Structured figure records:
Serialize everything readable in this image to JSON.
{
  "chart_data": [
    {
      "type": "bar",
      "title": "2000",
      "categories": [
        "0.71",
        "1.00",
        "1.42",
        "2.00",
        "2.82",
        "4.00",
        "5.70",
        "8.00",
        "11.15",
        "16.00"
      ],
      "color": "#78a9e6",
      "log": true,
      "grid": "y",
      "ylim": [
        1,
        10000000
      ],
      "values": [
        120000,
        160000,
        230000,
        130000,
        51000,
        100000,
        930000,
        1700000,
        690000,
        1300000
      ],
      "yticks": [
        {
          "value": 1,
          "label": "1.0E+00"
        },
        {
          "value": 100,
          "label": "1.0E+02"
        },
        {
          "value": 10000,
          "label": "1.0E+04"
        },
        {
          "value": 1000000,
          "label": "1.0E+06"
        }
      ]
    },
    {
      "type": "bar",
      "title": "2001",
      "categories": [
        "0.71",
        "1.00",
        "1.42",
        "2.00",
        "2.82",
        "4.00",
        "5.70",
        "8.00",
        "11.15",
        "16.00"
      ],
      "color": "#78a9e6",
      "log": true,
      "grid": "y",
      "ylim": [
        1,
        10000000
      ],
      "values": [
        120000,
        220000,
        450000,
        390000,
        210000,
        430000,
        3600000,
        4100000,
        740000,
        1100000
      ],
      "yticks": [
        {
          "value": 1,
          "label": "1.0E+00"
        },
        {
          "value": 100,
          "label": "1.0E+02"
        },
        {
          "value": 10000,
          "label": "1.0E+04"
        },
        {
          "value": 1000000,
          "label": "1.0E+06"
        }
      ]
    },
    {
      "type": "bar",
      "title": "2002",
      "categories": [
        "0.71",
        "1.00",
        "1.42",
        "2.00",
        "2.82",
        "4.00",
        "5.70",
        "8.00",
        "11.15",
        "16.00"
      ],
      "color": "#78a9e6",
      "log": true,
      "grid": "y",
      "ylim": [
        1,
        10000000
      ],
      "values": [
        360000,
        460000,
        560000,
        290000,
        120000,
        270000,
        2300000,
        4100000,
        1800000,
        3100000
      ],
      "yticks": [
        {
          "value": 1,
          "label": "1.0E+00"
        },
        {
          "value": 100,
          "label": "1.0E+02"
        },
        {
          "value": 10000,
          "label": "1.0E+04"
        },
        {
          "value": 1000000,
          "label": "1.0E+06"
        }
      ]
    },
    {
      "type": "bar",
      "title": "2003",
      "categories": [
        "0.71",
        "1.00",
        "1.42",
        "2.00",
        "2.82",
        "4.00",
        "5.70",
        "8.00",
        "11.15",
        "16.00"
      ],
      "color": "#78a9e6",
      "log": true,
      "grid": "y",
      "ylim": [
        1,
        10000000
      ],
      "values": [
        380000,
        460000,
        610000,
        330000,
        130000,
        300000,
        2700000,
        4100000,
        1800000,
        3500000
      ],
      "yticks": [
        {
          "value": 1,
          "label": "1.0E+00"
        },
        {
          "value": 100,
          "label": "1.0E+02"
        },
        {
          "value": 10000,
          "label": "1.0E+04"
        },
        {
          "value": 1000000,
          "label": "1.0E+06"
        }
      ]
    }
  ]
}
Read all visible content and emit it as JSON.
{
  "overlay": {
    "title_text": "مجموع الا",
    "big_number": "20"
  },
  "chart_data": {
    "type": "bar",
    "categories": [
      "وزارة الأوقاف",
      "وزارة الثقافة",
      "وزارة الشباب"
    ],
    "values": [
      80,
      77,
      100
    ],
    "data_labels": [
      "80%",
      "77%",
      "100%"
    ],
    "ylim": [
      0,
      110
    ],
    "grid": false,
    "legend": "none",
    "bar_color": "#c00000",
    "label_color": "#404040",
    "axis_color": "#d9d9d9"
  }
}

## TO DO:
Repeat the material above in full, exactly as it stands.

## EXERCISE RESULT:
Serialize everything readable in this image to JSON.
{
  "chart_data": [
    {
      "type": "bar",
      "title": "2000",
      "categories": [
        "0.71",
        "1.00",
        "1.42",
        "2.00",
        "2.82",
        "4.00",
        "5.70",
        "8.00",
        "11.15",
        "16.00"
      ],
      "color": "#78a9e6",
      "log": true,
      "grid": "y",
      "ylim": [
        1,
        10000000
      ],
      "values": [
        120000,
        160000,
        230000,
        130000,
        51000,
        100000,
        930000,
        1700000,
        690000,
        1300000
      ],
      "yticks": [
        {
          "value": 1,
          "label": "1.0E+00"
        },
        {
          "value": 100,
          "label": "1.0E+02"
        },
        {
          "value": 10000,
          "label": "1.0E+04"
        },
        {
          "value": 1000000,
          "label": "1.0E+06"
        }
      ]
    },
    {
      "type": "bar",
      "title": "2001",
      "categories": [
        "0.71",
        "1.00",
        "1.42",
        "2.00",
        "2.82",
        "4.00",
        "5.70",
        "8.00",
        "11.15",
        "16.00"
      ],
      "color": "#78a9e6",
      "log": true,
      "grid": "y",
      "ylim": [
        1,
        10000000
      ],
      "values": [
        120000,
        220000,
        450000,
        390000,
        210000,
        430000,
        3600000,
        4100000,
        740000,
        1100000
      ],
      "yticks": [
        {
          "value": 1,
          "label": "1.0E+00"
        },
        {
          "value": 100,
          "label": "1.0E+02"
        },
        {
          "value": 10000,
          "label": "1.0E+04"
        },
        {
          "value": 1000000,
          "label": "1.0E+06"
        }
      ]
    },
    {
      "type": "bar",
      "title": "2002",
      "categories": [
        "0.71",
        "1.00",
        "1.42",
        "2.00",
        "2.82",
        "4.00",
        "5.70",
        "8.00",
        "11.15",
        "16.00"
      ],
      "color": "#78a9e6",
      "log": true,
      "grid": "y",
      "ylim": [
        1,
        10000000
      ],
      "values": [
        360000,
        460000,
        560000,
        290000,
        120000,
        270000,
        2300000,
        4100000,
        1800000,
        3100000
      ],
      "yticks": [
        {
          "value": 1,
          "label": "1.0E+00"
        },
        {
          "value": 100,
          "label": "1.0E+02"
        },
        {
          "value": 10000,
          "label": "1.0E+04"
        },
        {
          "value": 1000000,
          "label": "1.0E+06"
        }
      ]
    },
    {
      "type": "bar",
      "title": "2003",
      "categories": [
        "0.71",
        "1.00",
        "1.42",
        "2.00",
        "2.82",
        "4.00",
        "5.70",
        "8.00",
        "11.15",
        "16.00"
      ],
      "color": "#78a9e6",
      "log": true,
      "grid": "y",
      "ylim": [
        1,
        10000000
      ],
      "values": [
        380000,
        460000,
        610000,
        330000,
        130000,
        300000,
        2700000,
        4100000,
        1800000,
        3500000
      ],
      "yticks": [
        {
          "value": 1,
          "label": "1.0E+00"
        },
        {
          "value": 100,
          "label": "1.0E+02"
        },
        {
          "value": 10000,
          "label": "1.0E+04"
        },
        {
          "value": 1000000,
          "label": "1.0E+06"
        }
      ]
    }
  ]
}
Read all visible content and emit it as JSON.
{
  "overlay": {
    "title_text": "مجموع الا",
    "big_number": "20"
  },
  "chart_data": {
    "type": "bar",
    "categories": [
      "وزارة الأوقاف",
      "وزارة الثقافة",
      "وزارة الشباب"
    ],
    "values": [
      80,
      77,
      100
    ],
    "data_labels": [
      "80%",
      "77%",
      "100%"
    ],
    "ylim": [
      0,
      110
    ],
    "grid": false,
    "legend": "none",
    "bar_color": "#c00000",
    "label_color": "#404040",
    "axis_color": "#d9d9d9"
  }
}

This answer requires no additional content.